Nous avions décidé de venir séjourner dans la région du Fitz Roy, l’une des « personnalités » naturelles du parc national des glaciers de la Patagonie. Toutefois, nous ignorions tout de cette montagne, ce qui a rendu sa découverte plus émotionnelle que jamais.


Tout a commencé dans le bus en direction de la petite ville d’El Chaltén, le point de départ des randonnées de la région. Le trajet devait durer environ trois heures. À mi-chemin, le bus longe la rive d’un énorme lac. Sur l’autre rive, au loin, apparaît une chaîne de montagnes fabuleuse… « Quel paysage extraordinaire ! Dommage qu’on ne s’y arrête pas… » me dis-je. Un sommet en particulier domine incontestablement les environs, régnant tel un Seigneur sur ses terres.

Prise par Bao

Pourtant, au fur et à mesure que le bus avançait et changeait sa trajectoire, ce Seigneur semblait s’agrandir. Au bout d’un moment, la vérité nous apparaît : « C’est le Fitz Roy ! C’est là qu’on va ! » Je suis ému comme un enfant, nageant déjà dans les rêves tissés par le Seigneur.


Le bus arrive à El Chaltén et nous nous dirigeons avec nos bagages vers un camping. Je ne peux quitter le sommet des yeux… Une fois posés, nous décidons de faire une randonnée de trois jours au Fitz Roy dès le lendemain. Le sentier fait 10 km avec une dernière portion réputée difficile nous amenant à une lagune quasi au pied du Fitz Roy. Celui-ci est déjà énorme vu depuis la ville, et l’idée de s’en rapprocher encore plus m’étourdit.


Le lendemain, c’est parti ! Nous démarrons vers 12h avec nos gros sacs sur le dos contenant la tente, du matériel photo allégé et des vivres pour trois jours. En marche vers le Seigneur…

Prise par Bao

Le premier quart du sentier vers le Fitz Roy, dont on aperçoit le sommet enfumé...


Le chemin est fatigant et nous marchons lentement à un rythme régulier, en travaillant notre respiration. D’autres randonneurs sont de la partie, tous excités par la même rencontre. Au fil des heures, le sommet grandit lentement mais sûrement. Nos yeux sont rivés sur lui à chaque arrêt.

Prise par Pascale

Le Fitz Roy vu depuis la Laguna Capri, à mi-chemin...


Prise par Bao et Pascale

Même s'il est loin, il est déjà imposant à la vue


Nous arrivons enfin au kilomètre 8 sur 10, au camping le plus proche du Fitz Roy. Il est environ 18h. La montagne est immergée dans un banc de brume qui finira par cacher le soleil du crépuscule et limitera les opportunités photographiques. Nous décidons de reporter au lendemain l’ascension finale et passons la fin d’après-midi à observer le Fitz Roy depuis les alentours du camping.
..............................
§ Consignes de l'exercice:
1. Recopiez le passage du récit sur le Fitz Roy qui commence par « Pourtant, au fur » et se termine par « encore plus m’étourdit. ».
2. Dans le récit sur le Fitz Roy, vers quelle heure les randonneurs arrivent-ils au camping le plus proche de la montagne ?
Les lignes ci-dessous n'ont aucun lien avec le texte.

§ Extrait de données:
..............................
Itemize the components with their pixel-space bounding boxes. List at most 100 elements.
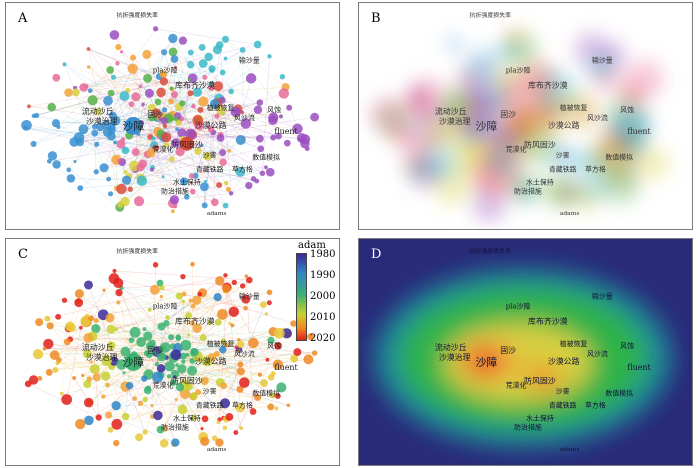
..............................
§ Corrigé par consigne:
1.
Pourtant, au fur et à mesure que le bus avançait et changeait sa trajectoire, ce Seigneur semblait s’agrandir. Au bout d’un moment, la vérité nous apparaît : « C’est le Fitz Roy ! C’est là qu’on va ! » Je suis ému comme un enfant, nageant déjà dans les rêves tissés par le Seigneur.


Le bus arrive à El Chaltén et nous nous dirigeons avec nos bagages vers un camping. Je ne peux quitter le sommet des yeux… Une fois posés, nous décidons de faire une randonnée de trois jours au Fitz Roy dès le lendemain. Le sentier fait 10 km avec une dernière portion réputée difficile nous amenant à une lagune quasi au pied du Fitz Roy. Celui-ci est déjà énorme vu depuis la ville, et l’idée de s’en rapprocher encore plus m’étourdit.

2. Vers 18h.